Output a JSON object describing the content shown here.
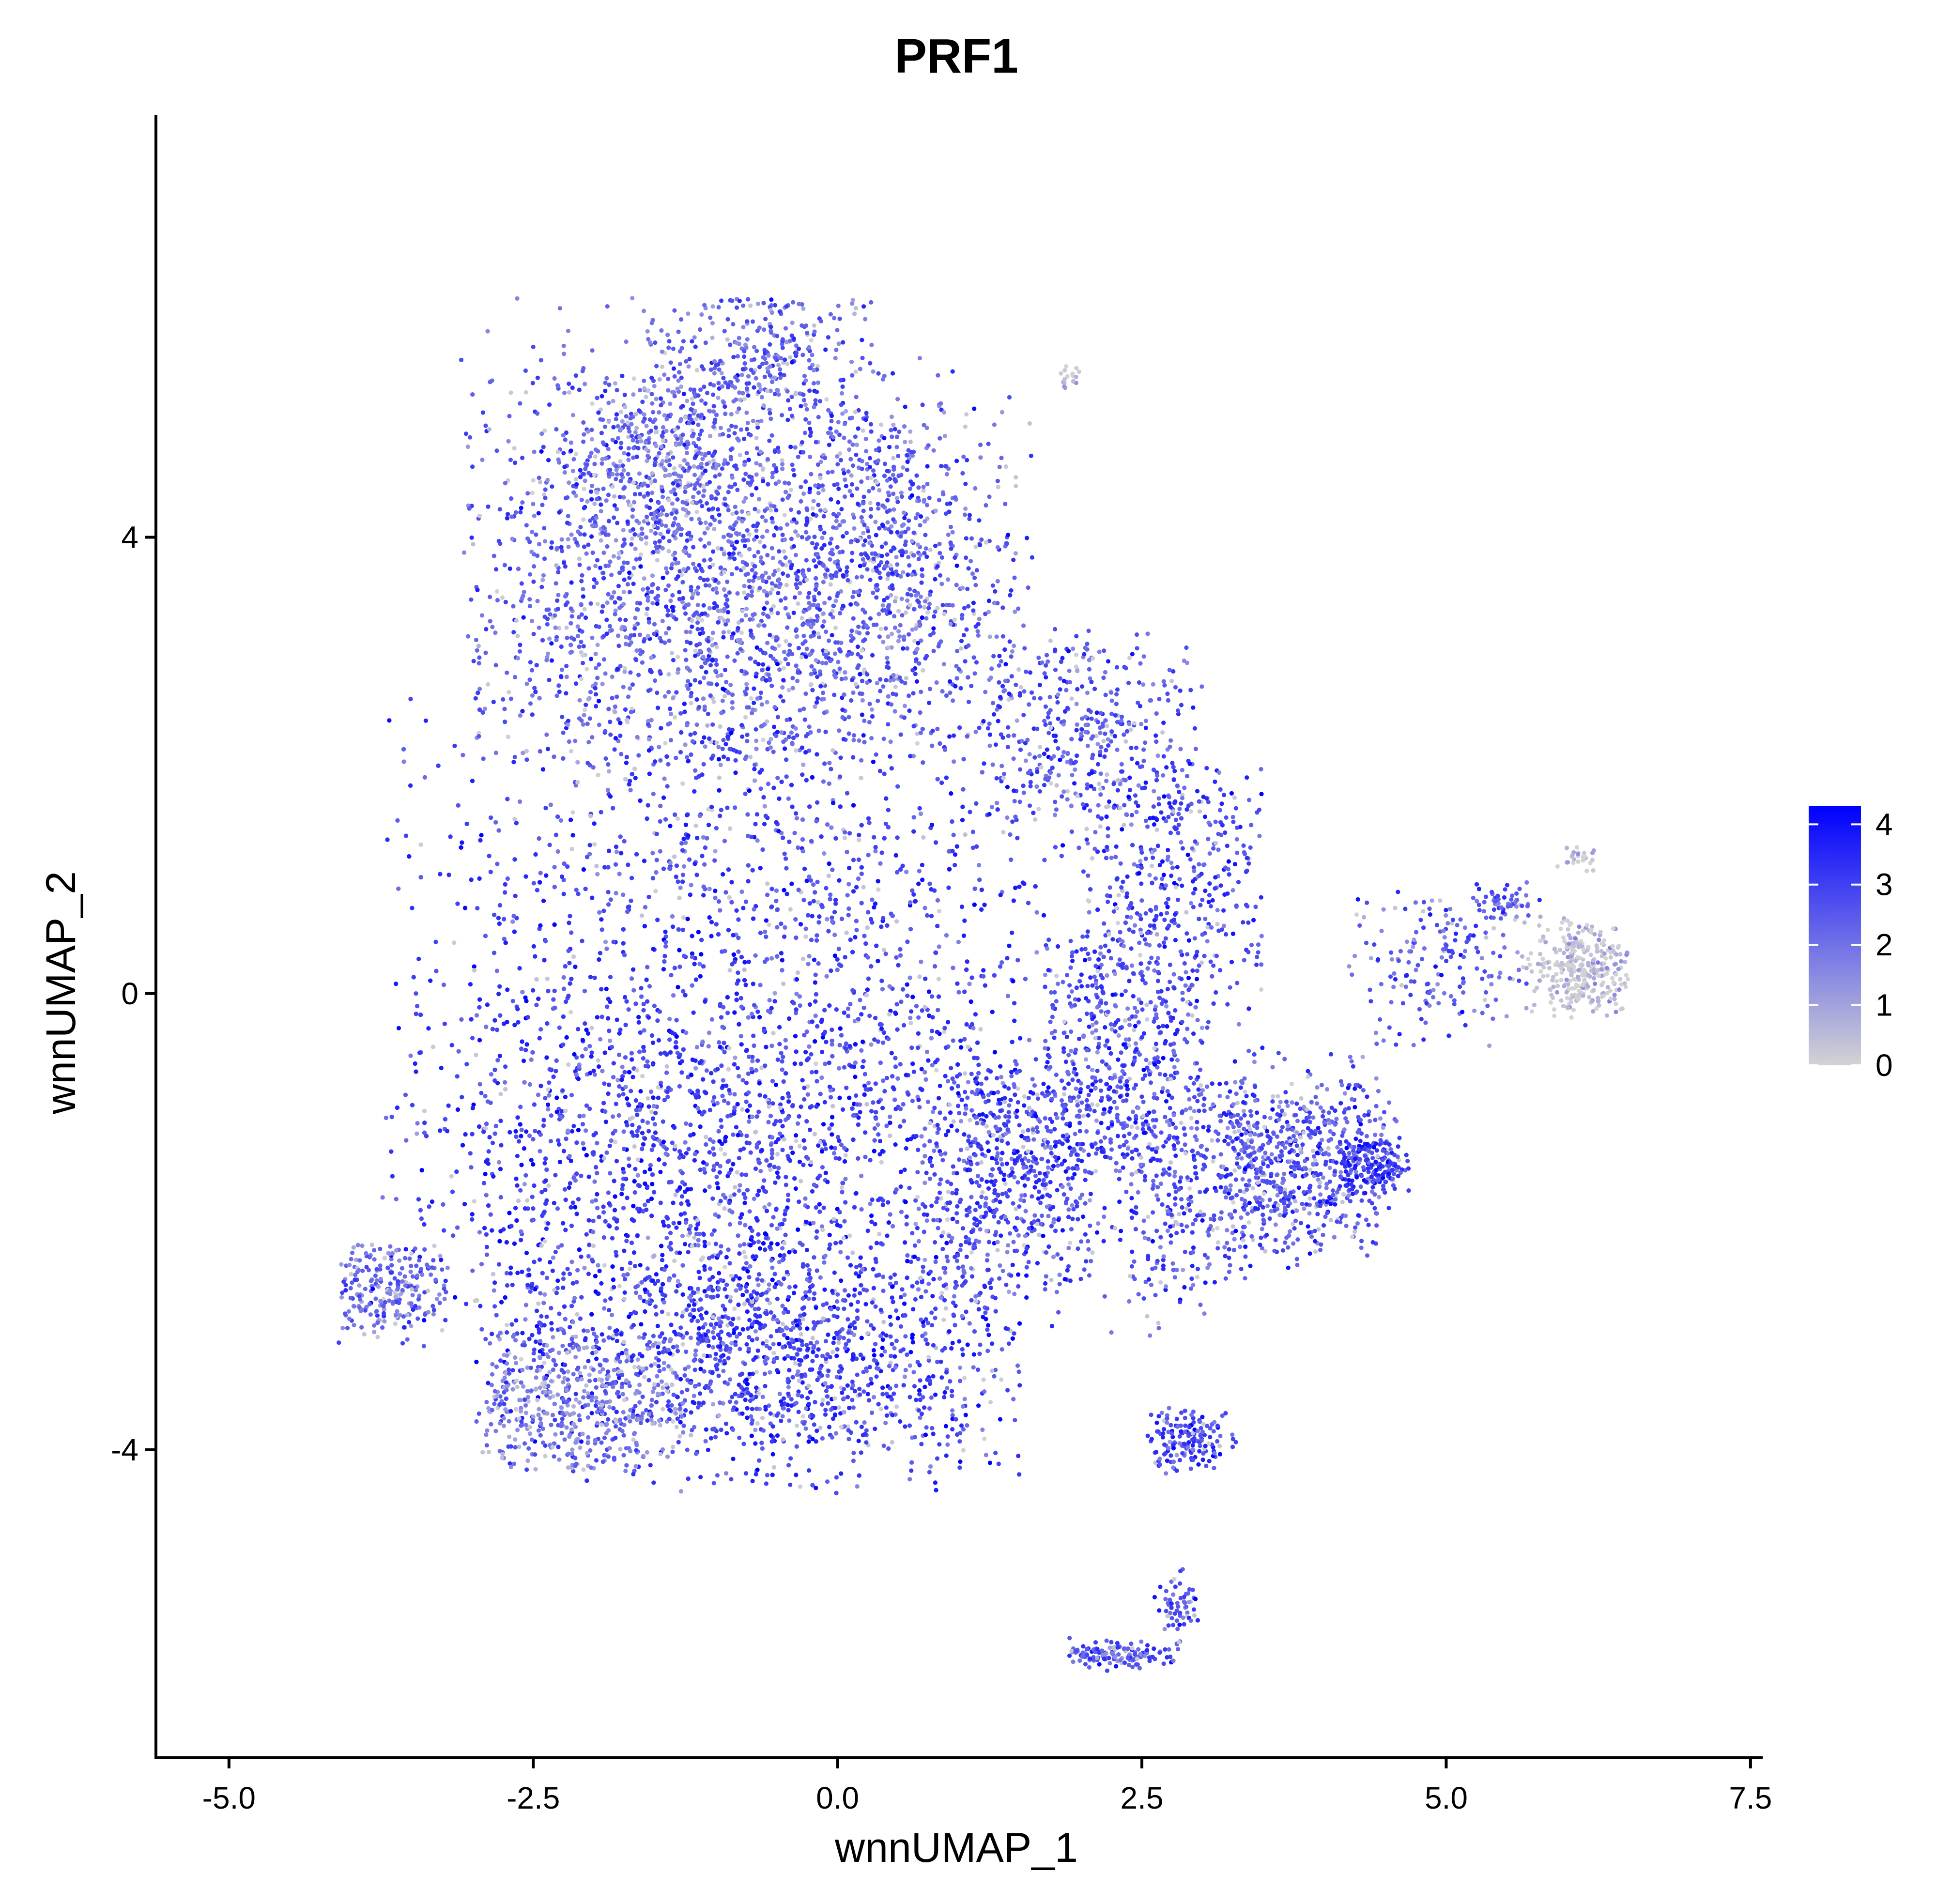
{
  "chart_data": {
    "type": "scatter",
    "title": "PRF1",
    "xlabel": "wnnUMAP_1",
    "ylabel": "wnnUMAP_2",
    "xlim": [
      -5.6,
      7.6
    ],
    "ylim": [
      -6.7,
      7.7
    ],
    "x_ticks": [
      -5.0,
      -2.5,
      0.0,
      2.5,
      5.0,
      7.5
    ],
    "x_tick_labels": [
      "-5.0",
      "-2.5",
      "0.0",
      "2.5",
      "5.0",
      "7.5"
    ],
    "y_ticks": [
      -4,
      0,
      4
    ],
    "y_tick_labels": [
      "-4",
      "0",
      "4"
    ],
    "grid": false,
    "legend": {
      "type": "colorbar",
      "placement": "right",
      "min": 0,
      "max": 4.3,
      "ticks": [
        0,
        1,
        2,
        3,
        4
      ],
      "tick_labels": [
        "0",
        "1",
        "2",
        "3",
        "4"
      ],
      "color_low": "#D3D3D3",
      "color_high": "#0000FF"
    },
    "regions": [
      {
        "cx": -1.0,
        "cy": 3.6,
        "sx": 1.1,
        "sy": 1.0,
        "n": 2400,
        "mean_expr": 2.4,
        "clip": [
          -3.1,
          1.6,
          2.0,
          6.1
        ]
      },
      {
        "cx": -0.6,
        "cy": 5.6,
        "sx": 0.5,
        "sy": 0.4,
        "n": 280,
        "mean_expr": 2.3,
        "clip": [
          -1.6,
          0.4,
          5.0,
          6.1
        ]
      },
      {
        "cx": 0.5,
        "cy": 3.9,
        "sx": 0.5,
        "sy": 0.8,
        "n": 420,
        "mean_expr": 2.5,
        "clip": [
          -0.3,
          1.5,
          2.5,
          5.2
        ]
      },
      {
        "cx": -1.5,
        "cy": 4.8,
        "sx": 0.5,
        "sy": 0.4,
        "n": 300,
        "mean_expr": 2.0,
        "clip": [
          -2.6,
          -0.4,
          4.0,
          5.5
        ]
      },
      {
        "cx": -0.6,
        "cy": 0.6,
        "sx": 1.6,
        "sy": 1.2,
        "n": 3200,
        "mean_expr": 2.9,
        "clip": [
          -3.7,
          3.4,
          -1.4,
          2.8
        ]
      },
      {
        "cx": 2.0,
        "cy": 2.3,
        "sx": 0.6,
        "sy": 0.5,
        "n": 380,
        "mean_expr": 2.7,
        "clip": [
          1.2,
          3.0,
          1.5,
          3.2
        ]
      },
      {
        "cx": 2.8,
        "cy": 1.0,
        "sx": 0.5,
        "sy": 0.6,
        "n": 380,
        "mean_expr": 2.8,
        "clip": [
          2.0,
          3.5,
          -0.3,
          2.0
        ]
      },
      {
        "cx": -1.1,
        "cy": -1.5,
        "sx": 1.3,
        "sy": 0.8,
        "n": 2600,
        "mean_expr": 3.0,
        "clip": [
          -3.8,
          2.0,
          -3.0,
          0.0
        ]
      },
      {
        "cx": -0.6,
        "cy": -3.2,
        "sx": 1.2,
        "sy": 0.5,
        "n": 1800,
        "mean_expr": 2.9,
        "clip": [
          -3.0,
          1.5,
          -4.4,
          -2.0
        ]
      },
      {
        "cx": -2.2,
        "cy": -3.6,
        "sx": 0.5,
        "sy": 0.35,
        "n": 420,
        "mean_expr": 1.7,
        "clip": [
          -2.9,
          -1.2,
          -4.2,
          -3.0
        ]
      },
      {
        "cx": -3.7,
        "cy": -2.6,
        "sx": 0.3,
        "sy": 0.25,
        "n": 240,
        "mean_expr": 2.2,
        "clip": [
          -4.1,
          -3.2,
          -3.1,
          -2.2
        ]
      },
      {
        "cx": 1.4,
        "cy": -1.6,
        "sx": 0.5,
        "sy": 0.6,
        "n": 600,
        "mean_expr": 2.8,
        "clip": [
          0.6,
          2.2,
          -2.8,
          -0.6
        ]
      },
      {
        "cx": 2.3,
        "cy": -0.6,
        "sx": 0.5,
        "sy": 0.6,
        "n": 500,
        "mean_expr": 2.7,
        "clip": [
          1.7,
          3.0,
          -1.6,
          0.6
        ]
      },
      {
        "cx": 2.7,
        "cy": -1.9,
        "sx": 0.25,
        "sy": 0.6,
        "n": 200,
        "mean_expr": 2.7,
        "clip": [
          2.2,
          3.1,
          -3.0,
          -1.0
        ]
      },
      {
        "cx": 3.3,
        "cy": -1.5,
        "sx": 0.3,
        "sy": 0.5,
        "n": 300,
        "mean_expr": 2.6,
        "clip": [
          2.9,
          3.8,
          -2.5,
          -0.5
        ]
      },
      {
        "cx": 3.9,
        "cy": -1.5,
        "sx": 0.4,
        "sy": 0.4,
        "n": 500,
        "mean_expr": 2.6,
        "clip": [
          3.2,
          4.6,
          -2.3,
          -0.4
        ]
      },
      {
        "cx": 4.4,
        "cy": -1.5,
        "sx": 0.15,
        "sy": 0.12,
        "n": 160,
        "mean_expr": 3.1,
        "clip": [
          4.1,
          4.7,
          -1.9,
          -1.1
        ]
      },
      {
        "cx": 4.9,
        "cy": 0.3,
        "sx": 0.4,
        "sy": 0.4,
        "n": 180,
        "mean_expr": 2.4,
        "clip": [
          4.2,
          5.6,
          -0.6,
          0.9
        ]
      },
      {
        "cx": 5.5,
        "cy": 0.8,
        "sx": 0.12,
        "sy": 0.1,
        "n": 50,
        "mean_expr": 2.5,
        "clip": [
          5.2,
          5.8,
          0.5,
          1.0
        ]
      },
      {
        "cx": 6.1,
        "cy": 0.2,
        "sx": 0.22,
        "sy": 0.2,
        "n": 320,
        "mean_expr": 0.3,
        "clip": [
          5.6,
          6.5,
          -0.3,
          0.7
        ]
      },
      {
        "cx": 6.1,
        "cy": 1.2,
        "sx": 0.06,
        "sy": 0.05,
        "n": 25,
        "mean_expr": 0.2,
        "clip": [
          5.9,
          6.3,
          1.0,
          1.3
        ]
      },
      {
        "cx": 1.9,
        "cy": 5.4,
        "sx": 0.05,
        "sy": 0.04,
        "n": 18,
        "mean_expr": 0.3,
        "clip": [
          1.7,
          2.0,
          5.3,
          5.5
        ]
      },
      {
        "cx": 2.9,
        "cy": -3.9,
        "sx": 0.15,
        "sy": 0.13,
        "n": 160,
        "mean_expr": 2.8,
        "clip": [
          2.5,
          3.3,
          -4.3,
          -3.5
        ]
      },
      {
        "cx": 2.3,
        "cy": -5.8,
        "sx": 0.25,
        "sy": 0.05,
        "n": 140,
        "mean_expr": 2.5,
        "clip": [
          1.9,
          2.8,
          -6.0,
          -5.6
        ]
      },
      {
        "cx": 2.8,
        "cy": -5.4,
        "sx": 0.08,
        "sy": 0.15,
        "n": 60,
        "mean_expr": 2.5,
        "clip": [
          2.6,
          3.0,
          -5.8,
          -4.6
        ]
      }
    ]
  }
}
· · · ·
The records above must be echoed exactly, minus their pictures.

SOLUTION FOR THIS TASK:
Output a JSON object describing the content shown here.
{
  "chart_data": {
    "type": "scatter",
    "title": "PRF1",
    "xlabel": "wnnUMAP_1",
    "ylabel": "wnnUMAP_2",
    "xlim": [
      -5.6,
      7.6
    ],
    "ylim": [
      -6.7,
      7.7
    ],
    "x_ticks": [
      -5.0,
      -2.5,
      0.0,
      2.5,
      5.0,
      7.5
    ],
    "x_tick_labels": [
      "-5.0",
      "-2.5",
      "0.0",
      "2.5",
      "5.0",
      "7.5"
    ],
    "y_ticks": [
      -4,
      0,
      4
    ],
    "y_tick_labels": [
      "-4",
      "0",
      "4"
    ],
    "grid": false,
    "legend": {
      "type": "colorbar",
      "placement": "right",
      "min": 0,
      "max": 4.3,
      "ticks": [
        0,
        1,
        2,
        3,
        4
      ],
      "tick_labels": [
        "0",
        "1",
        "2",
        "3",
        "4"
      ],
      "color_low": "#D3D3D3",
      "color_high": "#0000FF"
    },
    "regions": [
      {
        "cx": -1.0,
        "cy": 3.6,
        "sx": 1.1,
        "sy": 1.0,
        "n": 2400,
        "mean_expr": 2.4,
        "clip": [
          -3.1,
          1.6,
          2.0,
          6.1
        ]
      },
      {
        "cx": -0.6,
        "cy": 5.6,
        "sx": 0.5,
        "sy": 0.4,
        "n": 280,
        "mean_expr": 2.3,
        "clip": [
          -1.6,
          0.4,
          5.0,
          6.1
        ]
      },
      {
        "cx": 0.5,
        "cy": 3.9,
        "sx": 0.5,
        "sy": 0.8,
        "n": 420,
        "mean_expr": 2.5,
        "clip": [
          -0.3,
          1.5,
          2.5,
          5.2
        ]
      },
      {
        "cx": -1.5,
        "cy": 4.8,
        "sx": 0.5,
        "sy": 0.4,
        "n": 300,
        "mean_expr": 2.0,
        "clip": [
          -2.6,
          -0.4,
          4.0,
          5.5
        ]
      },
      {
        "cx": -0.6,
        "cy": 0.6,
        "sx": 1.6,
        "sy": 1.2,
        "n": 3200,
        "mean_expr": 2.9,
        "clip": [
          -3.7,
          3.4,
          -1.4,
          2.8
        ]
      },
      {
        "cx": 2.0,
        "cy": 2.3,
        "sx": 0.6,
        "sy": 0.5,
        "n": 380,
        "mean_expr": 2.7,
        "clip": [
          1.2,
          3.0,
          1.5,
          3.2
        ]
      },
      {
        "cx": 2.8,
        "cy": 1.0,
        "sx": 0.5,
        "sy": 0.6,
        "n": 380,
        "mean_expr": 2.8,
        "clip": [
          2.0,
          3.5,
          -0.3,
          2.0
        ]
      },
      {
        "cx": -1.1,
        "cy": -1.5,
        "sx": 1.3,
        "sy": 0.8,
        "n": 2600,
        "mean_expr": 3.0,
        "clip": [
          -3.8,
          2.0,
          -3.0,
          0.0
        ]
      },
      {
        "cx": -0.6,
        "cy": -3.2,
        "sx": 1.2,
        "sy": 0.5,
        "n": 1800,
        "mean_expr": 2.9,
        "clip": [
          -3.0,
          1.5,
          -4.4,
          -2.0
        ]
      },
      {
        "cx": -2.2,
        "cy": -3.6,
        "sx": 0.5,
        "sy": 0.35,
        "n": 420,
        "mean_expr": 1.7,
        "clip": [
          -2.9,
          -1.2,
          -4.2,
          -3.0
        ]
      },
      {
        "cx": -3.7,
        "cy": -2.6,
        "sx": 0.3,
        "sy": 0.25,
        "n": 240,
        "mean_expr": 2.2,
        "clip": [
          -4.1,
          -3.2,
          -3.1,
          -2.2
        ]
      },
      {
        "cx": 1.4,
        "cy": -1.6,
        "sx": 0.5,
        "sy": 0.6,
        "n": 600,
        "mean_expr": 2.8,
        "clip": [
          0.6,
          2.2,
          -2.8,
          -0.6
        ]
      },
      {
        "cx": 2.3,
        "cy": -0.6,
        "sx": 0.5,
        "sy": 0.6,
        "n": 500,
        "mean_expr": 2.7,
        "clip": [
          1.7,
          3.0,
          -1.6,
          0.6
        ]
      },
      {
        "cx": 2.7,
        "cy": -1.9,
        "sx": 0.25,
        "sy": 0.6,
        "n": 200,
        "mean_expr": 2.7,
        "clip": [
          2.2,
          3.1,
          -3.0,
          -1.0
        ]
      },
      {
        "cx": 3.3,
        "cy": -1.5,
        "sx": 0.3,
        "sy": 0.5,
        "n": 300,
        "mean_expr": 2.6,
        "clip": [
          2.9,
          3.8,
          -2.5,
          -0.5
        ]
      },
      {
        "cx": 3.9,
        "cy": -1.5,
        "sx": 0.4,
        "sy": 0.4,
        "n": 500,
        "mean_expr": 2.6,
        "clip": [
          3.2,
          4.6,
          -2.3,
          -0.4
        ]
      },
      {
        "cx": 4.4,
        "cy": -1.5,
        "sx": 0.15,
        "sy": 0.12,
        "n": 160,
        "mean_expr": 3.1,
        "clip": [
          4.1,
          4.7,
          -1.9,
          -1.1
        ]
      },
      {
        "cx": 4.9,
        "cy": 0.3,
        "sx": 0.4,
        "sy": 0.4,
        "n": 180,
        "mean_expr": 2.4,
        "clip": [
          4.2,
          5.6,
          -0.6,
          0.9
        ]
      },
      {
        "cx": 5.5,
        "cy": 0.8,
        "sx": 0.12,
        "sy": 0.1,
        "n": 50,
        "mean_expr": 2.5,
        "clip": [
          5.2,
          5.8,
          0.5,
          1.0
        ]
      },
      {
        "cx": 6.1,
        "cy": 0.2,
        "sx": 0.22,
        "sy": 0.2,
        "n": 320,
        "mean_expr": 0.3,
        "clip": [
          5.6,
          6.5,
          -0.3,
          0.7
        ]
      },
      {
        "cx": 6.1,
        "cy": 1.2,
        "sx": 0.06,
        "sy": 0.05,
        "n": 25,
        "mean_expr": 0.2,
        "clip": [
          5.9,
          6.3,
          1.0,
          1.3
        ]
      },
      {
        "cx": 1.9,
        "cy": 5.4,
        "sx": 0.05,
        "sy": 0.04,
        "n": 18,
        "mean_expr": 0.3,
        "clip": [
          1.7,
          2.0,
          5.3,
          5.5
        ]
      },
      {
        "cx": 2.9,
        "cy": -3.9,
        "sx": 0.15,
        "sy": 0.13,
        "n": 160,
        "mean_expr": 2.8,
        "clip": [
          2.5,
          3.3,
          -4.3,
          -3.5
        ]
      },
      {
        "cx": 2.3,
        "cy": -5.8,
        "sx": 0.25,
        "sy": 0.05,
        "n": 140,
        "mean_expr": 2.5,
        "clip": [
          1.9,
          2.8,
          -6.0,
          -5.6
        ]
      },
      {
        "cx": 2.8,
        "cy": -5.4,
        "sx": 0.08,
        "sy": 0.15,
        "n": 60,
        "mean_expr": 2.5,
        "clip": [
          2.6,
          3.0,
          -5.8,
          -4.6
        ]
      }
    ]
  }
}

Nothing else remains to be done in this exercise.